# [What is needed]
Copy out every line that contains the word "Slip".

# [Task input]
:::::

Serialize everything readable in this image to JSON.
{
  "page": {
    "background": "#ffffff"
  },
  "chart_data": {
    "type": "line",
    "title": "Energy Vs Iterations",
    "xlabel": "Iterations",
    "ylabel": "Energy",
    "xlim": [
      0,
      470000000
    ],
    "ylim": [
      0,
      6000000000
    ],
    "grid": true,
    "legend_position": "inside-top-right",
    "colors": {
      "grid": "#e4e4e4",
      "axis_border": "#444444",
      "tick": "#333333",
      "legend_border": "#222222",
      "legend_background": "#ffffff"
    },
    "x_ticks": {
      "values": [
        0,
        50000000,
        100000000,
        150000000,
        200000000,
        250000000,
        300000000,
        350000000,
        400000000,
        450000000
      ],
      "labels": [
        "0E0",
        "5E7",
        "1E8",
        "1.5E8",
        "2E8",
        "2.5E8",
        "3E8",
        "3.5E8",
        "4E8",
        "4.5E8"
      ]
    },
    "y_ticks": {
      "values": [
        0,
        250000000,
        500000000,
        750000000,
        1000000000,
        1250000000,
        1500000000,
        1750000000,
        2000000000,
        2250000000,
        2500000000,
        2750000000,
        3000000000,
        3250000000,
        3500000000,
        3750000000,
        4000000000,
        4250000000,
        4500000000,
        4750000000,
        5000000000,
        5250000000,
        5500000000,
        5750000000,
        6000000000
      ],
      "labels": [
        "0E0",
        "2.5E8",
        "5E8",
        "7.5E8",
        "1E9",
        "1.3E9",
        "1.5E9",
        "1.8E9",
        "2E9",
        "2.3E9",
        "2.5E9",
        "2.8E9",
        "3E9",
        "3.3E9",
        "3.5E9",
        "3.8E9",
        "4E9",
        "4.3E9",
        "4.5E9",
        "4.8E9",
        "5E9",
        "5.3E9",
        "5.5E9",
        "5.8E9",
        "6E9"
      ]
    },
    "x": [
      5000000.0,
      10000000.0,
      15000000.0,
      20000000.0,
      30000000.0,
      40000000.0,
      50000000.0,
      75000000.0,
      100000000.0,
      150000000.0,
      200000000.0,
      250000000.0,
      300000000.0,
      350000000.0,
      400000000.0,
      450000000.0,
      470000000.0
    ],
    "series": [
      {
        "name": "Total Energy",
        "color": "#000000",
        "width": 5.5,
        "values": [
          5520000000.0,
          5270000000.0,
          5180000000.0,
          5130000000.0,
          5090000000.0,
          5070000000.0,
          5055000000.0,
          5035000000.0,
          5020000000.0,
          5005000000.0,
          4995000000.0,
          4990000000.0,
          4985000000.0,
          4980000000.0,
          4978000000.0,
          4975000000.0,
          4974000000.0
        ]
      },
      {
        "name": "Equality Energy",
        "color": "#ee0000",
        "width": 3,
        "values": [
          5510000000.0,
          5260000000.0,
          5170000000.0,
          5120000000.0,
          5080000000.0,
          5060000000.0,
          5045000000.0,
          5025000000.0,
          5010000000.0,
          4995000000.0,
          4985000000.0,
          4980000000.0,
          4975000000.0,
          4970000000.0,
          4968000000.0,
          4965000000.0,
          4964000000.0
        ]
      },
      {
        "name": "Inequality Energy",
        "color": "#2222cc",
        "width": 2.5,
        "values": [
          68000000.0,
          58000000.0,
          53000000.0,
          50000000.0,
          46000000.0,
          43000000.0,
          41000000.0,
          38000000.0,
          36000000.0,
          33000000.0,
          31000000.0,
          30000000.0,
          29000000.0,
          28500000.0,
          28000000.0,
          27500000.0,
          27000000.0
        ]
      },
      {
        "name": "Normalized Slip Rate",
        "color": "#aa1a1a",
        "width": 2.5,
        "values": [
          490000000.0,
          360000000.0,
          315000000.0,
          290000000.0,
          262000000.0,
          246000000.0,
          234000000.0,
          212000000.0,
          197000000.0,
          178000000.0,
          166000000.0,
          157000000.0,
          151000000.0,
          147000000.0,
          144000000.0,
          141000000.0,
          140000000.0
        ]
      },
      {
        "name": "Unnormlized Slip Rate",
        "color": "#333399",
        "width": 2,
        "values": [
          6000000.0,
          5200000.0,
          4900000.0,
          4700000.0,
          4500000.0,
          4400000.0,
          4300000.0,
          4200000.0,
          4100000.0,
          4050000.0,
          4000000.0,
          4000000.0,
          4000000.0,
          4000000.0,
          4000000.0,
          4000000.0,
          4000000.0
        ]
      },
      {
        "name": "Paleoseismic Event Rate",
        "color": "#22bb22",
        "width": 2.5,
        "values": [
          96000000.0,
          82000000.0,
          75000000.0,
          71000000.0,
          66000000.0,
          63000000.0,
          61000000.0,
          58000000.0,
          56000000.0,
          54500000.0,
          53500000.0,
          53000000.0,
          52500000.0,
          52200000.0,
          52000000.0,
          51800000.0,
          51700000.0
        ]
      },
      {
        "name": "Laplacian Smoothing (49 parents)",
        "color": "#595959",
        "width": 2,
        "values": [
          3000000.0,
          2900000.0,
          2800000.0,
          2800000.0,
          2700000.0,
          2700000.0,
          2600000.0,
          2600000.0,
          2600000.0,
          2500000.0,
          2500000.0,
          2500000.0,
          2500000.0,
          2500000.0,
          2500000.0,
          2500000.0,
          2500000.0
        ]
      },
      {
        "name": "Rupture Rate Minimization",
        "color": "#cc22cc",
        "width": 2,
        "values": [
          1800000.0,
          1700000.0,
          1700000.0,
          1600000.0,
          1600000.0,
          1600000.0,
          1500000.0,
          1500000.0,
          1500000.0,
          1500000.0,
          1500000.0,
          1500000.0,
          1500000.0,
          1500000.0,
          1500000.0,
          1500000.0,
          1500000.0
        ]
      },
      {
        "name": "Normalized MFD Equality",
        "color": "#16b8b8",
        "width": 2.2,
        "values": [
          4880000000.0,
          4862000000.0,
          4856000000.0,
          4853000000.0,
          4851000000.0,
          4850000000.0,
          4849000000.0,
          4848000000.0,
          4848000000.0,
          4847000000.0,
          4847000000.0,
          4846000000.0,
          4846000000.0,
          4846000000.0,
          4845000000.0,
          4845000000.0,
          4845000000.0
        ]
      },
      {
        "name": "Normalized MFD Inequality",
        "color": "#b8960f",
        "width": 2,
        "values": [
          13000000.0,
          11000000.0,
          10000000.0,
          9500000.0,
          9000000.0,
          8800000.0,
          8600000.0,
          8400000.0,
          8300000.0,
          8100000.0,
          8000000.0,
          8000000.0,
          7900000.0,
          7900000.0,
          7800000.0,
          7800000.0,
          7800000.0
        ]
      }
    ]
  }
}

:::::

# [Solution to this exercise]
        "name": "Normalized Slip Rate",
        "name": "Unnormlized Slip Rate",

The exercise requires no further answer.